**Task directions:** Find the word "OZONO" in the data. Return every line where it appears.

**Task material:**

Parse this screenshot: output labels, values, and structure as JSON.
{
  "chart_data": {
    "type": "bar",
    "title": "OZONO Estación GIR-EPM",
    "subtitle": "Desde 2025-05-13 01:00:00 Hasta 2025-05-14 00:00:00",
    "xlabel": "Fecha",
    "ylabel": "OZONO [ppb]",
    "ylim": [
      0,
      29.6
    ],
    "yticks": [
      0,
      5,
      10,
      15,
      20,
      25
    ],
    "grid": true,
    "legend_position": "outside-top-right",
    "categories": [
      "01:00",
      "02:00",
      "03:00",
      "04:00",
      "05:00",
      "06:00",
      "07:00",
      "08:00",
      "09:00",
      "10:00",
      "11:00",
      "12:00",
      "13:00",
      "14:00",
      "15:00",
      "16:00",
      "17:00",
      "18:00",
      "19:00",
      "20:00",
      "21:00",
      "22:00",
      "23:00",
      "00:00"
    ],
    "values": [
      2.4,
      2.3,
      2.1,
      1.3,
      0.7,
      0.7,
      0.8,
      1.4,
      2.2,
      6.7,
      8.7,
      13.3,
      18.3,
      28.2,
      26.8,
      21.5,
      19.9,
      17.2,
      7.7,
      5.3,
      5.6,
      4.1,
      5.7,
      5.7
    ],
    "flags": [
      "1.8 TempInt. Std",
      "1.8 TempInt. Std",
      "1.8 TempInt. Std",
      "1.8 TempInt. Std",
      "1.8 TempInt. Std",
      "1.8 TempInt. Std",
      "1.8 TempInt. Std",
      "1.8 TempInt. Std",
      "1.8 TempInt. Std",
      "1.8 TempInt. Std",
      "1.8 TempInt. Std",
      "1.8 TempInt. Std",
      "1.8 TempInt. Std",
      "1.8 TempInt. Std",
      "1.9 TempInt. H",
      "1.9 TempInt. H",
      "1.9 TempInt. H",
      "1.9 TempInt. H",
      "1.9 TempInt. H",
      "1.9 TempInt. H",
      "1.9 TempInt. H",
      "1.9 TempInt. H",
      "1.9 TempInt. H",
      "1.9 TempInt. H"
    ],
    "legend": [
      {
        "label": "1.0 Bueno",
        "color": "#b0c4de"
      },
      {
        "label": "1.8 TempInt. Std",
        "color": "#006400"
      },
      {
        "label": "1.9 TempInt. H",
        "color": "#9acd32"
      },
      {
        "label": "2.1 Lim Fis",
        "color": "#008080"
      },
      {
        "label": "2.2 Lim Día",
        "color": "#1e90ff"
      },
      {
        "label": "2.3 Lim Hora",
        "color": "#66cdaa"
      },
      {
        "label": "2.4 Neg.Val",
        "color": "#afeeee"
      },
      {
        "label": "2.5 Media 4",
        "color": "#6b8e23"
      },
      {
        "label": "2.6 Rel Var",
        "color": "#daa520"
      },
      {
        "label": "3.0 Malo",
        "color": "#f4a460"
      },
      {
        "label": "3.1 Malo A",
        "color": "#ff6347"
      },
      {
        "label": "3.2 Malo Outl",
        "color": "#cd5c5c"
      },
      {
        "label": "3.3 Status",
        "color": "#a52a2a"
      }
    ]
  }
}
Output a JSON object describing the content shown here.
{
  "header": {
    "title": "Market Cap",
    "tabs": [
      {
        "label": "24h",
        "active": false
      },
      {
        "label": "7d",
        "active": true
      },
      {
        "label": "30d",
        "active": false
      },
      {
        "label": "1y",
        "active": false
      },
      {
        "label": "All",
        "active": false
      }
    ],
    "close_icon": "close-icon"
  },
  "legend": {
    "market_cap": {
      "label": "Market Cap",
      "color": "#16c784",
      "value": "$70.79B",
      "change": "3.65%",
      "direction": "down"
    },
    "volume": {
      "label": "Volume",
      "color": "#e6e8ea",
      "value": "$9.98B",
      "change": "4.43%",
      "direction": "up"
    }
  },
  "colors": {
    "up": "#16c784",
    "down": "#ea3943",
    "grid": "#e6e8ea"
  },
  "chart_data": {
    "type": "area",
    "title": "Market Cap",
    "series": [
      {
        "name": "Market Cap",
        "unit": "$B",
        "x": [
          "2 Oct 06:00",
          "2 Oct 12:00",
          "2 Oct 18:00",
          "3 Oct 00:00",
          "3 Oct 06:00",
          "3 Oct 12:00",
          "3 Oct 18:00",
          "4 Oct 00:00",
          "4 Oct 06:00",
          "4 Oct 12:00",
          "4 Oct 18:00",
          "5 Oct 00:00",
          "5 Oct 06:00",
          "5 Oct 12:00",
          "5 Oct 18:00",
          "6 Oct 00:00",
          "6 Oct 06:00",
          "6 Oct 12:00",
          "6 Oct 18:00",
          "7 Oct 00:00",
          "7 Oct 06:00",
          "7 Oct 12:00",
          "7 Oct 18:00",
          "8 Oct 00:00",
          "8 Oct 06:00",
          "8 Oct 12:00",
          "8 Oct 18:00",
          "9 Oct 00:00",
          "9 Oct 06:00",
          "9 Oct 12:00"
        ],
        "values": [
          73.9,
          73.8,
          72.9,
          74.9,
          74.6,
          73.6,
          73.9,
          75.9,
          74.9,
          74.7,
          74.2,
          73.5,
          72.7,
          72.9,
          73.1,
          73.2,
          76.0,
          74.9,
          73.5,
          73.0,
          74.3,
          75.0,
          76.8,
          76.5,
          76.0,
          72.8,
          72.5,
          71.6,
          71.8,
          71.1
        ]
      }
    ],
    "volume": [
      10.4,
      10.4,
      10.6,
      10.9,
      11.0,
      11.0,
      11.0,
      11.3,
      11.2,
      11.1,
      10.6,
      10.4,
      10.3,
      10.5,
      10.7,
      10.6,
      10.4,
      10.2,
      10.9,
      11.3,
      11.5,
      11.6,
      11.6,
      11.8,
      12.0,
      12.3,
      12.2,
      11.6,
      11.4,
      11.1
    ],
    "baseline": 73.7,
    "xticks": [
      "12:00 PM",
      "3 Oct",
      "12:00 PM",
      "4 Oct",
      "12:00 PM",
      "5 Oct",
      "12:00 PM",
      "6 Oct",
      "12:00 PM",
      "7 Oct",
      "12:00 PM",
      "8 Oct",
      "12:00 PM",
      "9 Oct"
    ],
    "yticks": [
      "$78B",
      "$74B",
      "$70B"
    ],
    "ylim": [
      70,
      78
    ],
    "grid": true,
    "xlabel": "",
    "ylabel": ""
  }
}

**Solution:**
    "title": "OZONO Estación GIR-EPM",
    "ylabel": "OZONO [ppb]",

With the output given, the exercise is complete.